*AVAILABLE DATA:*
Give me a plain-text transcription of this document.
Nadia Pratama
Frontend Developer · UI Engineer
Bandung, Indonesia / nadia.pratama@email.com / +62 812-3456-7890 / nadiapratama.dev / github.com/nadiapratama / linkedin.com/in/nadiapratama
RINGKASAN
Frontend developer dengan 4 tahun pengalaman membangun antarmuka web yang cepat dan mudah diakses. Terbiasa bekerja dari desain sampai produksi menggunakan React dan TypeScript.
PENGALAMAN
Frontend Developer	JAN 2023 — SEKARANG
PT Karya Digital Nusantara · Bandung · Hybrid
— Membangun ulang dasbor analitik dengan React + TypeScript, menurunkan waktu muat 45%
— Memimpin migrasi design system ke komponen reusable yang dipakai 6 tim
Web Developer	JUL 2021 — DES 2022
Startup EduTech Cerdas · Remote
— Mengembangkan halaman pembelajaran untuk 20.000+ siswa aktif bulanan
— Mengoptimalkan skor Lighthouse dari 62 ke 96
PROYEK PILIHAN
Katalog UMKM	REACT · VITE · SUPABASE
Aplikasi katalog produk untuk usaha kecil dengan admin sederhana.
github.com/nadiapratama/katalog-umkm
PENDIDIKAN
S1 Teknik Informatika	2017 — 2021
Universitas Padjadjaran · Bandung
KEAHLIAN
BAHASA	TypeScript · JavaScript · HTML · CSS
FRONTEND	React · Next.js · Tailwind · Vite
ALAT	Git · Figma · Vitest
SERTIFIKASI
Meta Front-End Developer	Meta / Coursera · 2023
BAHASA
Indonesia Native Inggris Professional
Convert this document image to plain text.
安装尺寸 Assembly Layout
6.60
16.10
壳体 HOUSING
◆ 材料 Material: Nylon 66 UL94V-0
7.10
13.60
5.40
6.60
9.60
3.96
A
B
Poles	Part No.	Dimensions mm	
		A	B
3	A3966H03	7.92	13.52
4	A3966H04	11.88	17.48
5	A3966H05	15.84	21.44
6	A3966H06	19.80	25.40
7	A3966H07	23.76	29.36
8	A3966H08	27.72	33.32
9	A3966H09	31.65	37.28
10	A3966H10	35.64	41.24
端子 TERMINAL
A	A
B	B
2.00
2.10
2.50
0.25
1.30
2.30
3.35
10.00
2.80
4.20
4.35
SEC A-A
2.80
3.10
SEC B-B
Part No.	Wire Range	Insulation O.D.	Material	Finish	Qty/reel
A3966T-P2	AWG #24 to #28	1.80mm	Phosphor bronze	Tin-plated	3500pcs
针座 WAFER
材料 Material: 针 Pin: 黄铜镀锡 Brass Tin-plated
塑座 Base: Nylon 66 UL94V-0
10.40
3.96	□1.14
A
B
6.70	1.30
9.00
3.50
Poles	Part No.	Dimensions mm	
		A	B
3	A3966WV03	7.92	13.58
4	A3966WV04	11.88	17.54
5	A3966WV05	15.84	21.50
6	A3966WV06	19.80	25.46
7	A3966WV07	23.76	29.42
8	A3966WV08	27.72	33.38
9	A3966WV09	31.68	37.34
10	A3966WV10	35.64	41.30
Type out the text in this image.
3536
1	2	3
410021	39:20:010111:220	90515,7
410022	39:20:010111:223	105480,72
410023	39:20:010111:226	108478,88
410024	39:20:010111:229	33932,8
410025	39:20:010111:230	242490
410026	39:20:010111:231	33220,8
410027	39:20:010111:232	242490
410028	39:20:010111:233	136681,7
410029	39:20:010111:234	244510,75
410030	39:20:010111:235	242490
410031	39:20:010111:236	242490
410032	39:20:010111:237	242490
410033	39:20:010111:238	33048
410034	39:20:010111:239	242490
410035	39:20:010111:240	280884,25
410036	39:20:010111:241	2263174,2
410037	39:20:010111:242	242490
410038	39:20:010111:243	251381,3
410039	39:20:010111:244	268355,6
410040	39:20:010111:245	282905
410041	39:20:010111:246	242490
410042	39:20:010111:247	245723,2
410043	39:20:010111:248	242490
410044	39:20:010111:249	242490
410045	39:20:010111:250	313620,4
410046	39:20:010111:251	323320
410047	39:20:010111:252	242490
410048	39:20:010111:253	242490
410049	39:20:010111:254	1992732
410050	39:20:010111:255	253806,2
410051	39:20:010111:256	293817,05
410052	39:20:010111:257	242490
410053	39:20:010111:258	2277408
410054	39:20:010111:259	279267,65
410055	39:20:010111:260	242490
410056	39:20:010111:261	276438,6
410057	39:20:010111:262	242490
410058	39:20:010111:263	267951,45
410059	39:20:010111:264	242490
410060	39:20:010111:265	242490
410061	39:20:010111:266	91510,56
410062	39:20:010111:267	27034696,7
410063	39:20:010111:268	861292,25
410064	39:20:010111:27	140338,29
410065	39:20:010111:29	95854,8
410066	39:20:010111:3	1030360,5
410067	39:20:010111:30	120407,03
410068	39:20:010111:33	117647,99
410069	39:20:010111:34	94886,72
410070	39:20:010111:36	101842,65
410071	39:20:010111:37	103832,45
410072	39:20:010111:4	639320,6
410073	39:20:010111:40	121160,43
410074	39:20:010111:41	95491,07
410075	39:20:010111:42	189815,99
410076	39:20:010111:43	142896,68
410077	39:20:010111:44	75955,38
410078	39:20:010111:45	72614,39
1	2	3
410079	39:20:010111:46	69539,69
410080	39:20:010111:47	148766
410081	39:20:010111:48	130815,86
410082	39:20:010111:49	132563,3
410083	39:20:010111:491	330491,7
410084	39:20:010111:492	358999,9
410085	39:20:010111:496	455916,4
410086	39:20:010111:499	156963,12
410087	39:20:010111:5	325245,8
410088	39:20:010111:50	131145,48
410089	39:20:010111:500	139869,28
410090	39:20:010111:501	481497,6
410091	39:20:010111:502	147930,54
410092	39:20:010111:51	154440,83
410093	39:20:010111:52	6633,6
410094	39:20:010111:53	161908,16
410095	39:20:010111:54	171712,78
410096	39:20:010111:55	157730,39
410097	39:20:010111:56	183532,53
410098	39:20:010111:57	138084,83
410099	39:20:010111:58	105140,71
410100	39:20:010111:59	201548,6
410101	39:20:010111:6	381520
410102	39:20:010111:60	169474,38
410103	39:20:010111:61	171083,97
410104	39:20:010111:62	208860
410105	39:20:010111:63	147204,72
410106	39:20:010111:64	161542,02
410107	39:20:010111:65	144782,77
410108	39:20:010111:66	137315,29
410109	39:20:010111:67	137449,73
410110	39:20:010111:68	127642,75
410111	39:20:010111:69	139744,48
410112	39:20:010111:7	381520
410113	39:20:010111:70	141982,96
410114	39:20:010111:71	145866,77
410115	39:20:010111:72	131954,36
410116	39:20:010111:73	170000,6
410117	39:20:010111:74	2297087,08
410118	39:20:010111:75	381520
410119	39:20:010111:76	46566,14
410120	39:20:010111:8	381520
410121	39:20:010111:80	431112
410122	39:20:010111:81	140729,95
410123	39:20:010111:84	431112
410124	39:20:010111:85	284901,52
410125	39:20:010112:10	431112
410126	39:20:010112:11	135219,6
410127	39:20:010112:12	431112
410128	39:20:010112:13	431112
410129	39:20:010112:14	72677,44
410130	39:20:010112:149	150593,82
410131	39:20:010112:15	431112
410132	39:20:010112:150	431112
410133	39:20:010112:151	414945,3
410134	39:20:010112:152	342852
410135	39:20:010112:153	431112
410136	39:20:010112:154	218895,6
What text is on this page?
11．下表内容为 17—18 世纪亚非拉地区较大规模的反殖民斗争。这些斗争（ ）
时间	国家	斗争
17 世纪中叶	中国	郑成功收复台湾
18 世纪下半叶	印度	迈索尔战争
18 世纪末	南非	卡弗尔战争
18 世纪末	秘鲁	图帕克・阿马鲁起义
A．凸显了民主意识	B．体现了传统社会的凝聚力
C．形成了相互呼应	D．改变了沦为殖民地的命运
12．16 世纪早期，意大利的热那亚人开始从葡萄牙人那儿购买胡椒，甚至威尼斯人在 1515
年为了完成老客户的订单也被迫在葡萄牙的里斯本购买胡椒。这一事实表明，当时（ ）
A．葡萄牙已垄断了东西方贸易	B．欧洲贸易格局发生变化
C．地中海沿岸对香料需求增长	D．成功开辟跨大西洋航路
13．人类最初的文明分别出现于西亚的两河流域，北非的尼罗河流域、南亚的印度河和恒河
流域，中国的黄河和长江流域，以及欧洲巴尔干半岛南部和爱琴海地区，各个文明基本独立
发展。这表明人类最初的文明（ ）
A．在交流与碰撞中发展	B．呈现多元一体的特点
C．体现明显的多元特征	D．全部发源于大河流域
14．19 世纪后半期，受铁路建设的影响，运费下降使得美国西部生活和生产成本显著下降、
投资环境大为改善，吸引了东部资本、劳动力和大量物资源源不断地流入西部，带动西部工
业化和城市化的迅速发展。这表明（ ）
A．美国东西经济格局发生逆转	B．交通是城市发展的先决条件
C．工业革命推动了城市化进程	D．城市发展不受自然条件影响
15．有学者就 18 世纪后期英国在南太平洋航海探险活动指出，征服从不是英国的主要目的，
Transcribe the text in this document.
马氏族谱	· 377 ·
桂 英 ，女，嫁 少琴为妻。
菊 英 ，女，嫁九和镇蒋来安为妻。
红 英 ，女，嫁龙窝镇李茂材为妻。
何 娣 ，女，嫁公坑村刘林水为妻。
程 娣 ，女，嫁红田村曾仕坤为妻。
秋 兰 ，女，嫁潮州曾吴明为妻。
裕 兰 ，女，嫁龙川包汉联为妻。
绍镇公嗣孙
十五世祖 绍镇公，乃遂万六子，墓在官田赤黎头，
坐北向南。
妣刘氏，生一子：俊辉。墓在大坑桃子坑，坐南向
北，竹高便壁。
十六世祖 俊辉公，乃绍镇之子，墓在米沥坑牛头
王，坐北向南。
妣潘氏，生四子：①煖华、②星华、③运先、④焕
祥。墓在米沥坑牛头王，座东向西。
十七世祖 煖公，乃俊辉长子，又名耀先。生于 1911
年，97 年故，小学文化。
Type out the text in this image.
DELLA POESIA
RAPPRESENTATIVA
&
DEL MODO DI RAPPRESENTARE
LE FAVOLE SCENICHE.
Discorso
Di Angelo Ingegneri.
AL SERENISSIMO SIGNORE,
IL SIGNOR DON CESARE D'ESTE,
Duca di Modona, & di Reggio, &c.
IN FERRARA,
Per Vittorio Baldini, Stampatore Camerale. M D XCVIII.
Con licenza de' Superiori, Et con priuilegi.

*STATED TASK:* Every line from the one holding "What text is on this page?" through the final line of the listing must be echoed exactly; leave out all other lines.

*TASK SOLUTION:*
What text is on this page?
11．下表内容为 17—18 世纪亚非拉地区较大规模的反殖民斗争。这些斗争（ ）
时间	国家	斗争
17 世纪中叶	中国	郑成功收复台湾
18 世纪下半叶	印度	迈索尔战争
18 世纪末	南非	卡弗尔战争
18 世纪末	秘鲁	图帕克・阿马鲁起义
A．凸显了民主意识	B．体现了传统社会的凝聚力
C．形成了相互呼应	D．改变了沦为殖民地的命运
12．16 世纪早期，意大利的热那亚人开始从葡萄牙人那儿购买胡椒，甚至威尼斯人在 1515
年为了完成老客户的订单也被迫在葡萄牙的里斯本购买胡椒。这一事实表明，当时（ ）
A．葡萄牙已垄断了东西方贸易	B．欧洲贸易格局发生变化
C．地中海沿岸对香料需求增长	D．成功开辟跨大西洋航路
13．人类最初的文明分别出现于西亚的两河流域，北非的尼罗河流域、南亚的印度河和恒河
流域，中国的黄河和长江流域，以及欧洲巴尔干半岛南部和爱琴海地区，各个文明基本独立
发展。这表明人类最初的文明（ ）
A．在交流与碰撞中发展	B．呈现多元一体的特点
C．体现明显的多元特征	D．全部发源于大河流域
14．19 世纪后半期，受铁路建设的影响，运费下降使得美国西部生活和生产成本显著下降、
投资环境大为改善，吸引了东部资本、劳动力和大量物资源源不断地流入西部，带动西部工
业化和城市化的迅速发展。这表明（ ）
A．美国东西经济格局发生逆转	B．交通是城市发展的先决条件
C．工业革命推动了城市化进程	D．城市发展不受自然条件影响
15．有学者就 18 世纪后期英国在南太平洋航海探险活动指出，征服从不是英国的主要目的，
Transcribe the text in this document.
马氏族谱	· 377 ·
桂 英 ，女，嫁 少琴为妻。
菊 英 ，女，嫁九和镇蒋来安为妻。
红 英 ，女，嫁龙窝镇李茂材为妻。
何 娣 ，女，嫁公坑村刘林水为妻。
程 娣 ，女，嫁红田村曾仕坤为妻。
秋 兰 ，女，嫁潮州曾吴明为妻。
裕 兰 ，女，嫁龙川包汉联为妻。
绍镇公嗣孙
十五世祖 绍镇公，乃遂万六子，墓在官田赤黎头，
坐北向南。
妣刘氏，生一子：俊辉。墓在大坑桃子坑，坐南向
北，竹高便壁。
十六世祖 俊辉公，乃绍镇之子，墓在米沥坑牛头
王，坐北向南。
妣潘氏，生四子：①煖华、②星华、③运先、④焕
祥。墓在米沥坑牛头王，座东向西。
十七世祖 煖公，乃俊辉长子，又名耀先。生于 1911
年，97 年故，小学文化。
Type out the text in this image.
DELLA POESIA
RAPPRESENTATIVA
&
DEL MODO DI RAPPRESENTARE
LE FAVOLE SCENICHE.
Discorso
Di Angelo Ingegneri.
AL SERENISSIMO SIGNORE,
IL SIGNOR DON CESARE D'ESTE,
Duca di Modona, & di Reggio, &c.
IN FERRARA,
Per Vittorio Baldini, Stampatore Camerale. M D XCVIII.
Con licenza de' Superiori, Et con priuilegi.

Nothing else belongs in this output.